(The data)
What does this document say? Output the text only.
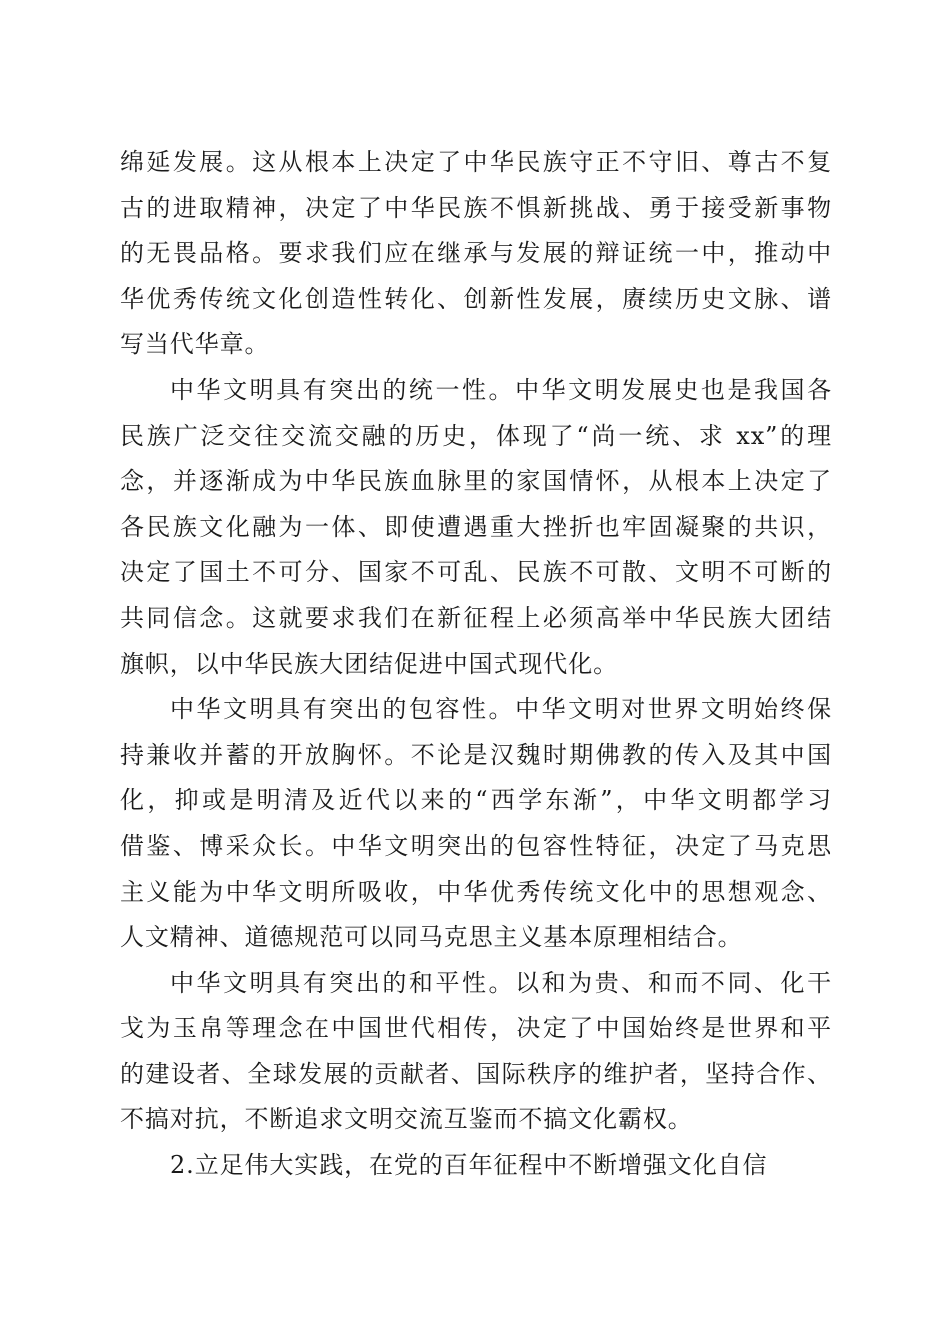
绵延发展。这从根本上决定了中华民族守正不守旧、尊古不复
古的进取精神，决定了中华民族不惧新挑战、勇于接受新事物
的无畏品格。要求我们应在继承与发展的辩证统一中，推动中
华优秀传统文化创造性转化、创新性发展，赓续历史文脉、谱
写当代华章。
中华文明具有突出的统一性。中华文明发展史也是我国各
民族广泛交往交流交融的历史，体现了“尚一统、求 xx”的理
念，并逐渐成为中华民族血脉里的家国情怀，从根本上决定了
各民族文化融为一体、即使遭遇重大挫折也牢固凝聚的共识，
决定了国土不可分、国家不可乱、民族不可散、文明不可断的
共同信念。这就要求我们在新征程上必须高举中华民族大团结
旗帜，以中华民族大团结促进中国式现代化。
中华文明具有突出的包容性。中华文明对世界文明始终保
持兼收并蓄的开放胸怀。不论是汉魏时期佛教的传入及其中国
化，抑或是明清及近代以来的“西学东渐”，中华文明都学习
借鉴、博采众长。中华文明突出的包容性特征，决定了马克思
主义能为中华文明所吸收，中华优秀传统文化中的思想观念、
人文精神、道德规范可以同马克思主义基本原理相结合。
中华文明具有突出的和平性。以和为贵、和而不同、化干
戈为玉帛等理念在中国世代相传，决定了中国始终是世界和平
的建设者、全球发展的贡献者、国际秩序的维护者，坚持合作、
不搞对抗，不断追求文明交流互鉴而不搞文化霸权。
2.立足伟大实践，在党的百年征程中不断增强文化自信
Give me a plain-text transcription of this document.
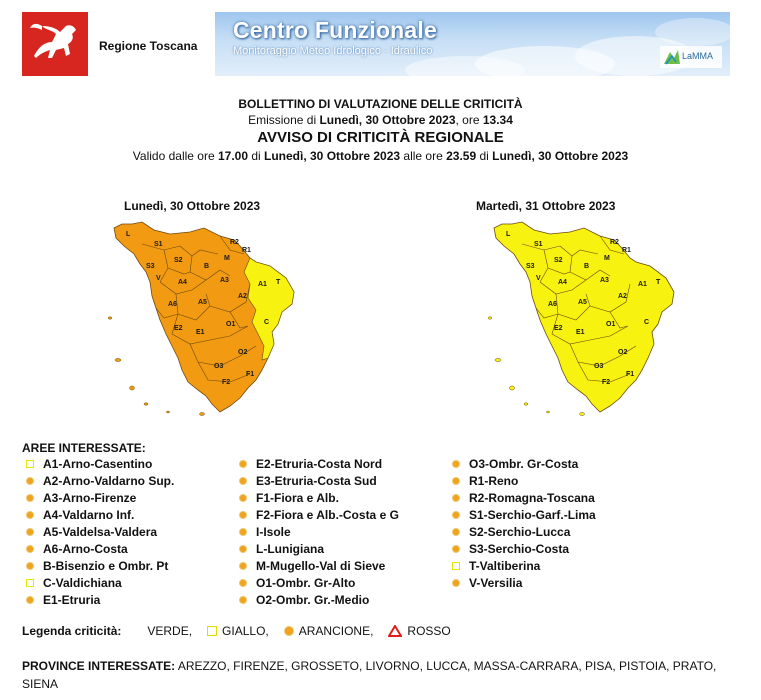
Regione Toscana
Centro Funzionale
Monitoraggio Meteo Idrologico - Idraulico	LaMMA
BOLLETTINO DI VALUTAZIONE DELLE CRITICITÀ
Emissione di Lunedì, 30 Ottobre 2023, ore 13.34
AVVISO DI CRITICITÀ REGIONALE
Valido dalle ore 17.00 di Lunedì, 30 Ottobre 2023 alle ore 23.59 di Lunedì, 30 Ottobre 2023
Lunedì, 30 Ottobre 2023	Martedì, 31 Ottobre 2023
L
S1	R2
R1
S3
S2
B
M
A4	A3
V
A1 T
A5
A2
A6
C
E2
O1
E1
O2
O3
F2
F1
L
S1	R2
R1
S3
S2
B
M
A4	A3
V
A1 T
A5
A2
A6
C
E2
O1
E1
O2
O3
F2
F1
AREE INTERESSATE:
A1-Arno-Casentino
A2-Arno-Valdarno Sup.
A3-Arno-Firenze
A4-Valdarno Inf.
A5-Valdelsa-Valdera
A6-Arno-Costa
B-Bisenzio e Ombr. Pt
C-Valdichiana
E1-Etruria
E2-Etruria-Costa Nord
E3-Etruria-Costa Sud
F1-Fiora e Alb.
F2-Fiora e Alb.-Costa e G
I-Isole
L-Lunigiana
M-Mugello-Val di Sieve
O1-Ombr. Gr-Alto
O2-Ombr. Gr.-Medio
O3-Ombr. Gr-Costa
R1-Reno
R2-Romagna-Toscana
S1-Serchio-Garf.-Lima
S2-Serchio-Lucca
S3-Serchio-Costa
T-Valtiberina
V-Versilia
Legenda criticità: VERDE,	GIALLO,	ARANCIONE,	ROSSO
PROVINCE INTERESSATE: AREZZO, FIRENZE, GROSSETO, LIVORNO, LUCCA, MASSA-CARRARA, PISA, PISTOIA, PRATO, SIENA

(Instruction)
Pull out all lines from the entries above that include the word "Serchio".

(Answer to this task)
S1-Serchio-Garf.-Lima
S2-Serchio-Lucca
S3-Serchio-Costa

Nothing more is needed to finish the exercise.